> [QUOTED PASSAGE]:

==========

I believe that we need to be accountable for our partner’s feelings in order to have a successful relationship.

So what does it mean to be accountable in a relationship then? How do you take accountability in your relationship with your romantic partner or with other people in your life?

 In EFT, the infinity ring demonstrates what happens when partners don’t take any accountability in their relationship.

Partners often create and get stuck in an indefinite negative cycle (like an infinity ring), that prevents us from having a healthy relationship.

Both partners have unmet needs from their childhood and yearn for it in their adult romantic relationships. When you are not provided with what you’ve been yearning for, you experience pain. 

But as it is difficult to talk about these vulnerable feelings with each other, partners often express the pain though a secondary emotion, such as anger or anxiety. And those painful feelings trigger your protective mechanism. So when these internal alarms go off, you behave in such a way that triggers the other person to engage in their self-protective behaviors as well.

For instance, let’s look at Joy and Richard’s negative cycle (fictional). 

Joy’s been complaining to her boyfriend, Richard, for months. She says, “He doesn’t care about me or our relationship anymore.” Joy says that Richard doesn’t have any time for her and they no longer do anything together. Joy’s feeling “deeply hurt and scared” and she remembers how she used to feel when she was a child. Her parents were always busy working and never home. But rather than talking about how hurt and scared she is, she lashes out on Richard with anger.

==========

> [STATED TASK 1]: In the passage on accountability in relationships, what does the infinity ring demonstrate in EFT?
> [STATED TASK 2]: Pick up the passage on accountability in relationships after its last sentence and keep writing.
The lines after this passage have no connection to it.

> [SUPPLIED INFORMATION]:
==========

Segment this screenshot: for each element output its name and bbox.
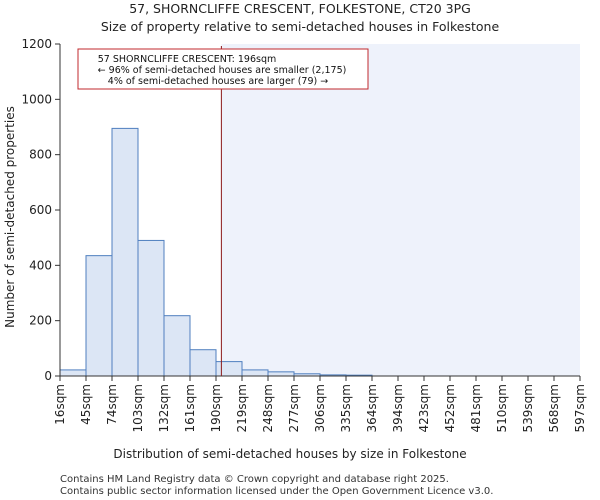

==========

> [TASK OUTPUT 1]: It demonstrates what happens when partners don't take any accountability in their relationship.

> [TASK OUTPUT 2]:
Richard has been “doing the best he can” to spend more time with Joy but he feels that he is always being “blamed and criticized.” When Joy starts lashing out at him, Richard shuts down because he’s overwhelmed with all the intense emotions. Also, Joy’s anger triggers the old and familiar feelings within him, such as “incompetence, unlovable, and sadness.” His mom used to be very critical of him growing up, which made him think, “I’m not good enough.” Richard also doesn’t know how to talk about these difficult emotions so he eventually leaves the house.

When Joy sees Richard leaving the house, she feels “abandoned and lonely,” which reinforces her thought, “He doesn’t care about me.” So she starts calling him. No answer. Joy gets even more upset and leaves Richard several angry messages. Richard doesn’t answer his phone all day and comes home the next day. When Joy asks him where he has been, he says, “I don’t want to talk about it” and retreats to his study. So then from here, another cycle repeats. Sounds familiar?

So what would it look like if both partners took accountability in this situation?

Being accountable in a relationship means acknowledging the effect your behaviors have on your partner and owning how you contribute to the negative cycle.

A relationship is a two-way street. It’s never one person’s fault that the relationship has not worked or is not working. If you were to be more accountable, rather than blaming your partner about what happened, you start thinking about what you can do, to better the situation.

 Think about what you contributed to your partner “going crazy,” “ignoring” you, “yelling,” or “abandoning” you. Can you see the part you played in your own negative cycle? If you can, now we can implement new behaviors and practice, practice, and practice. It won’t happen overnight, but you and your partner can and will change and create a healthy relationship once more, or for the first time. 

What happens if you don’t take accountability for your own actions? Well, there is no change. Meaning that you will be stuck in a very unhappy relationship forever or you will leave the relationship thinking that it was all your partner’s fault. Then, you repeat the same pattern with a new partner.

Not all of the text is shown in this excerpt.